====== DATA EXCERPTS

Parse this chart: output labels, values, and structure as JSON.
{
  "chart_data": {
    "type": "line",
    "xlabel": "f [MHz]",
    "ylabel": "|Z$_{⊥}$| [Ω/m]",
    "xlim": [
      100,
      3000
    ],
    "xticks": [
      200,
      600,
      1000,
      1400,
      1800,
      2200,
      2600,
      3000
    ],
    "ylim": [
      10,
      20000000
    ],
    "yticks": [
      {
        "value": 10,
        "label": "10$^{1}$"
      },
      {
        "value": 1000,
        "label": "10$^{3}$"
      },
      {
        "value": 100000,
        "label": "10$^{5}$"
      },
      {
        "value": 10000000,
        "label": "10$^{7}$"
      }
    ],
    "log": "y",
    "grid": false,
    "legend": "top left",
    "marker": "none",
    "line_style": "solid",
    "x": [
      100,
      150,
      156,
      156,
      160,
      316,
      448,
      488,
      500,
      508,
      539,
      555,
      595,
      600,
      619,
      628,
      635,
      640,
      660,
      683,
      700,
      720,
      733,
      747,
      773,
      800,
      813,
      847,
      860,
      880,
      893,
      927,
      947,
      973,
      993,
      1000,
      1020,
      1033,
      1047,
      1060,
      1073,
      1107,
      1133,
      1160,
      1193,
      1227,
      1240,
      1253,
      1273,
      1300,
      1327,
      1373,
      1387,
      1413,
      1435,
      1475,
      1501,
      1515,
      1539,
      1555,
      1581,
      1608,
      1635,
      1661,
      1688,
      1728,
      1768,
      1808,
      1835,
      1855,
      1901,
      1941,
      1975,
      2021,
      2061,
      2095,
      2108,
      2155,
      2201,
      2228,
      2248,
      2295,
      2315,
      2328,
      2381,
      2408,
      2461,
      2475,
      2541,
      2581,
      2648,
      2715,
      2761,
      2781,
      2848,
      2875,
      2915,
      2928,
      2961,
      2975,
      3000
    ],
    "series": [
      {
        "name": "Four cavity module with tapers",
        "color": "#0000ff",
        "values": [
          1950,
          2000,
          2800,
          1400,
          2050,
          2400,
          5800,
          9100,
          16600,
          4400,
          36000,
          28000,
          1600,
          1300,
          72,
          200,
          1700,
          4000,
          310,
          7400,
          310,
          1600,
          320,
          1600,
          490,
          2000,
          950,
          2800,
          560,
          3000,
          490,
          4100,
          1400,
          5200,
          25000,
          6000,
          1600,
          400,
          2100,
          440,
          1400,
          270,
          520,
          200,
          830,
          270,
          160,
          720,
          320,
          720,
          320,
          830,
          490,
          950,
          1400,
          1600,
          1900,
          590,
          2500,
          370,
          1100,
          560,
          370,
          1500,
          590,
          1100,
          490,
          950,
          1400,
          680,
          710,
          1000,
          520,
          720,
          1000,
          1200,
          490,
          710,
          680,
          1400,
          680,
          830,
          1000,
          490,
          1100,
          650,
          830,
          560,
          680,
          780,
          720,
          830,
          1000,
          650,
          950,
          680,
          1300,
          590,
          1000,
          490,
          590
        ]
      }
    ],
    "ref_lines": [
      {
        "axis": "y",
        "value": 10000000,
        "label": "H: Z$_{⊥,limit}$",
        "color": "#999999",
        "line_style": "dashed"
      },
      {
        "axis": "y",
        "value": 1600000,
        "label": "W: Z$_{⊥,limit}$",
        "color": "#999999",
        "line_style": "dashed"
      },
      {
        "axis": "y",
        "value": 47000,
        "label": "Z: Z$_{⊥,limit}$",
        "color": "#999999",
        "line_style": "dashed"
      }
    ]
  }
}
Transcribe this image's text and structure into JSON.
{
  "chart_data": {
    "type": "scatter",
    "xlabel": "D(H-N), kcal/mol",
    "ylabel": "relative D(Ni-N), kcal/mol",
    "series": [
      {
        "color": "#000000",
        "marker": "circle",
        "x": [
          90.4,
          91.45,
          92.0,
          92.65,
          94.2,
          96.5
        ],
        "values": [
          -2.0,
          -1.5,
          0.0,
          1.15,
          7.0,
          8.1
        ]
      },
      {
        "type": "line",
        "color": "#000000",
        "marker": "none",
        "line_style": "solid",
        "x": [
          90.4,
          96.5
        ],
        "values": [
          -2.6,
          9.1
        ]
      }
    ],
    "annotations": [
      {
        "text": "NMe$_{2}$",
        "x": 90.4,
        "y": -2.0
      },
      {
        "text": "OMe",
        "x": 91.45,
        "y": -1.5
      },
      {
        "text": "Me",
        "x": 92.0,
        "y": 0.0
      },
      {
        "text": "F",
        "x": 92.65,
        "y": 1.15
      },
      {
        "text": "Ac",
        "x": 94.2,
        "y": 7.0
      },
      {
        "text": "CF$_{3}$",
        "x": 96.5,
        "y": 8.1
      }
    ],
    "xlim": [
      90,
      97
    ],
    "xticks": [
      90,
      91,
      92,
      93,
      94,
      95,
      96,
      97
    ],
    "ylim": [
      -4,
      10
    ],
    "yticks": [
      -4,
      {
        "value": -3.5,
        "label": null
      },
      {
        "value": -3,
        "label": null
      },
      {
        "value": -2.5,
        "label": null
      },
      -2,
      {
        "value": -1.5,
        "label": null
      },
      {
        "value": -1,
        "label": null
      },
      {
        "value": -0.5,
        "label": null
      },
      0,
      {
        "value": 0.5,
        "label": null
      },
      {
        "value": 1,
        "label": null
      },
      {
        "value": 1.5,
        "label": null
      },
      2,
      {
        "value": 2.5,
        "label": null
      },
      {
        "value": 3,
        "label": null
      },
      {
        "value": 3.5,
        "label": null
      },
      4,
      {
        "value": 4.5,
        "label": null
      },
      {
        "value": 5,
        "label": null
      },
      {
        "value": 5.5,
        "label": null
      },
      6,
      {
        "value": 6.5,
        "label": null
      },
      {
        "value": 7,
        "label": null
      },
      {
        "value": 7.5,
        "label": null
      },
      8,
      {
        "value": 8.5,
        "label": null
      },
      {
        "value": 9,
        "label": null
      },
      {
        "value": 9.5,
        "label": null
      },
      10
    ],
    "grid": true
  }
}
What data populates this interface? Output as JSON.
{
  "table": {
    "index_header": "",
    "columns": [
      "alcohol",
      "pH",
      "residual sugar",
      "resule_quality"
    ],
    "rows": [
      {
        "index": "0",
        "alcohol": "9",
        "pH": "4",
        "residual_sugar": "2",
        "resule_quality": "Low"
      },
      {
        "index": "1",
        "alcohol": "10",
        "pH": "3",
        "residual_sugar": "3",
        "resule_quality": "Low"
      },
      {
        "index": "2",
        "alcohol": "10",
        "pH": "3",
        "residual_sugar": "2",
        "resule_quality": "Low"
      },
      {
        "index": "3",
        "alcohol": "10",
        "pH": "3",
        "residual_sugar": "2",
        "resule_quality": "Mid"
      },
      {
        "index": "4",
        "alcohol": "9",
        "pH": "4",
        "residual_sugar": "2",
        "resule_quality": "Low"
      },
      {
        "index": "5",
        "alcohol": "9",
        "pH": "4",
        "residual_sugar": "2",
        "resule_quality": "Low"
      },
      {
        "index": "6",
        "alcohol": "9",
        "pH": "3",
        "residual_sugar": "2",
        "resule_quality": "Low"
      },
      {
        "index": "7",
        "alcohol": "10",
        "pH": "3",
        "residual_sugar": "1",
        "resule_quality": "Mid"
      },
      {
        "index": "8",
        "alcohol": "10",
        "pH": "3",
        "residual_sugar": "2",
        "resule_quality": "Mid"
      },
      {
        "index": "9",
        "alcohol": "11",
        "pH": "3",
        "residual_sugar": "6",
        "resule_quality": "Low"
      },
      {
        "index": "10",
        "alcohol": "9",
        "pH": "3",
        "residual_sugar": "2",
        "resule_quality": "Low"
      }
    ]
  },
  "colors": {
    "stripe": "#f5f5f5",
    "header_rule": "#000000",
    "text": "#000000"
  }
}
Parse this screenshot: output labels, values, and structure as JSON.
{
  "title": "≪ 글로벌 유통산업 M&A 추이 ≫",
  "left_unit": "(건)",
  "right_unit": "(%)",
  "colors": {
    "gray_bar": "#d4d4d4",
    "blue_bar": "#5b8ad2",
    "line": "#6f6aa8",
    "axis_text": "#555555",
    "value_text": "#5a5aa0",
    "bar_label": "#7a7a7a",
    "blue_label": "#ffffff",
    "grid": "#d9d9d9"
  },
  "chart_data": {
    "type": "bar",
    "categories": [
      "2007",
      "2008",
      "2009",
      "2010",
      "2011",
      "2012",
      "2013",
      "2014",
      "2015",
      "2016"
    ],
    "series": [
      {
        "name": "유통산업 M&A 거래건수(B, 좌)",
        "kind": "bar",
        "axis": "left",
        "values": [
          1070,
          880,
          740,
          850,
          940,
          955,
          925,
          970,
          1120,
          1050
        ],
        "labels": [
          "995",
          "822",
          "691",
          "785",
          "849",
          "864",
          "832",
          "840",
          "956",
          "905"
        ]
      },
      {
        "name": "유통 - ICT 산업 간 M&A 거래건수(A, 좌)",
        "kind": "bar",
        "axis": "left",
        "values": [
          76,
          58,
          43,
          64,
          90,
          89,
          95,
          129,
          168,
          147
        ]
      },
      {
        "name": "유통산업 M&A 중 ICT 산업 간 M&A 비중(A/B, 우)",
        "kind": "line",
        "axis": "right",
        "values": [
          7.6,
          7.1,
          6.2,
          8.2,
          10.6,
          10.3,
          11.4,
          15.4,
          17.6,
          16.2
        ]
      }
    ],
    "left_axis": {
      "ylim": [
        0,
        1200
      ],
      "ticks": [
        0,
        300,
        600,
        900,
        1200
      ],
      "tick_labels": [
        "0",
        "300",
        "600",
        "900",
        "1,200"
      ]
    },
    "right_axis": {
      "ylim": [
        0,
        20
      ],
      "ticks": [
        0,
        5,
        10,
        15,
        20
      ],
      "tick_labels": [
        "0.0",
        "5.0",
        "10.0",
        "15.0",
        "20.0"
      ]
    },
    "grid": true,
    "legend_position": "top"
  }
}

============

Return every line of the preceding records in which the word "JSON" appears.

Parse this chart: output labels, values, and structure as JSON.
Transcribe this image's text and structure into JSON.
What data populates this interface? Output as JSON.
Parse this screenshot: output labels, values, and structure as JSON.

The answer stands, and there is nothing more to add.